Below is a block of records; return all of them exactly, but without the images.

══ Listed records ══

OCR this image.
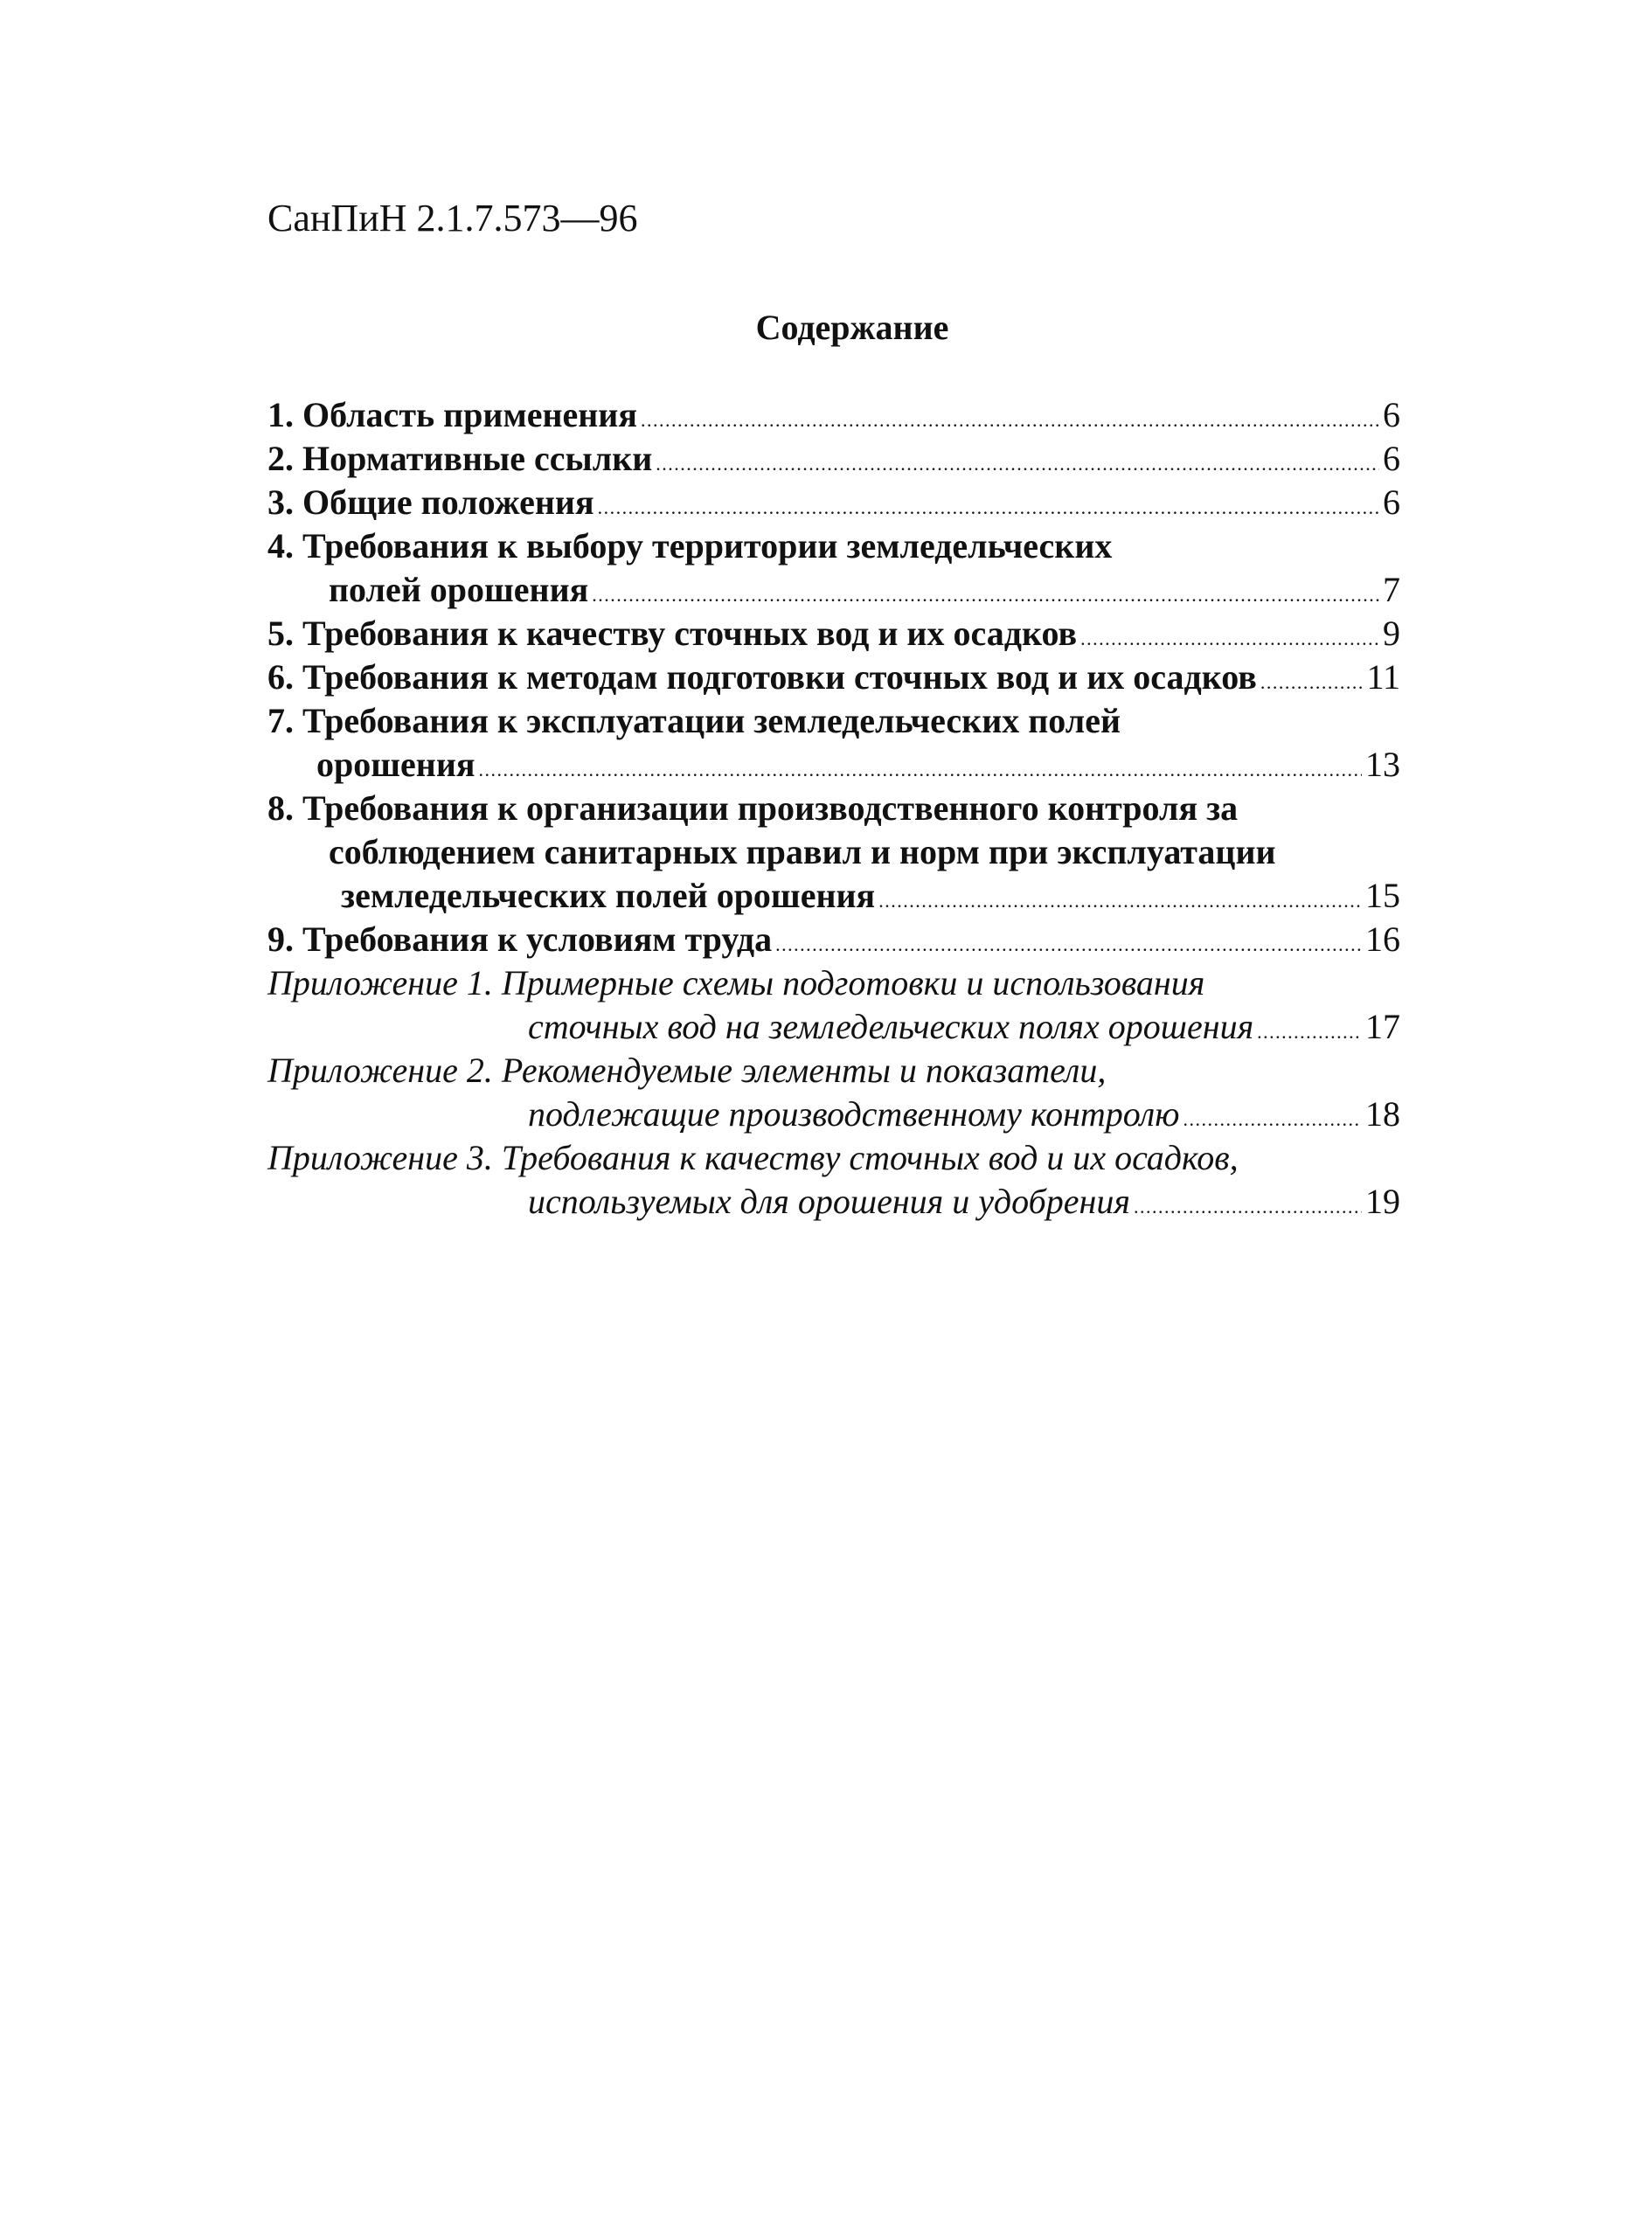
СанПиН 2.1.7.573—96
Содержание
1. Область применения . . .	6
2. Нормативные ссылки . . .	6
3. Общие положения . . .	6
4. Требования к выбору территории земледельческих
полей орошения . . .	7
5. Требования к качеству сточных вод и их осадков . . .	9
6. Требования к методам подготовки сточных вод и их осадков . . .	11
7. Требования к эксплуатации земледельческих полей
орошения . . .	13
8. Требования к организации производственного контроля за
соблюдением санитарных правил и норм при эксплуатации
земледельческих полей орошения . . .	15
9. Требования к условиям труда . . .	16
Приложение 1. Примерные схемы подготовки и использования
сточных вод на земледельческих полях орошения . . .	17
Приложение 2. Рекомендуемые элементы и показатели,
подлежащие производственному контролю . . .	18
Приложение 3. Требования к качеству сточных вод и их осадков,
используемых для орошения и удобрения . . .	19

═══

◆ **Task answer**
OCR this image.
СанПиН 2.1.7.573—96
Содержание
1. Область применения . . .	6
2. Нормативные ссылки . . .	6
3. Общие положения . . .	6
4. Требования к выбору территории земледельческих
полей орошения . . .	7
5. Требования к качеству сточных вод и их осадков . . .	9
6. Требования к методам подготовки сточных вод и их осадков . . .	11
7. Требования к эксплуатации земледельческих полей
орошения . . .	13
8. Требования к организации производственного контроля за
соблюдением санитарных правил и норм при эксплуатации
земледельческих полей орошения . . .	15
9. Требования к условиям труда . . .	16
Приложение 1. Примерные схемы подготовки и использования
сточных вод на земледельческих полях орошения . . .	17
Приложение 2. Рекомендуемые элементы и показатели,
подлежащие производственному контролю . . .	18
Приложение 3. Требования к качеству сточных вод и их осадков,
используемых для орошения и удобрения . . .	19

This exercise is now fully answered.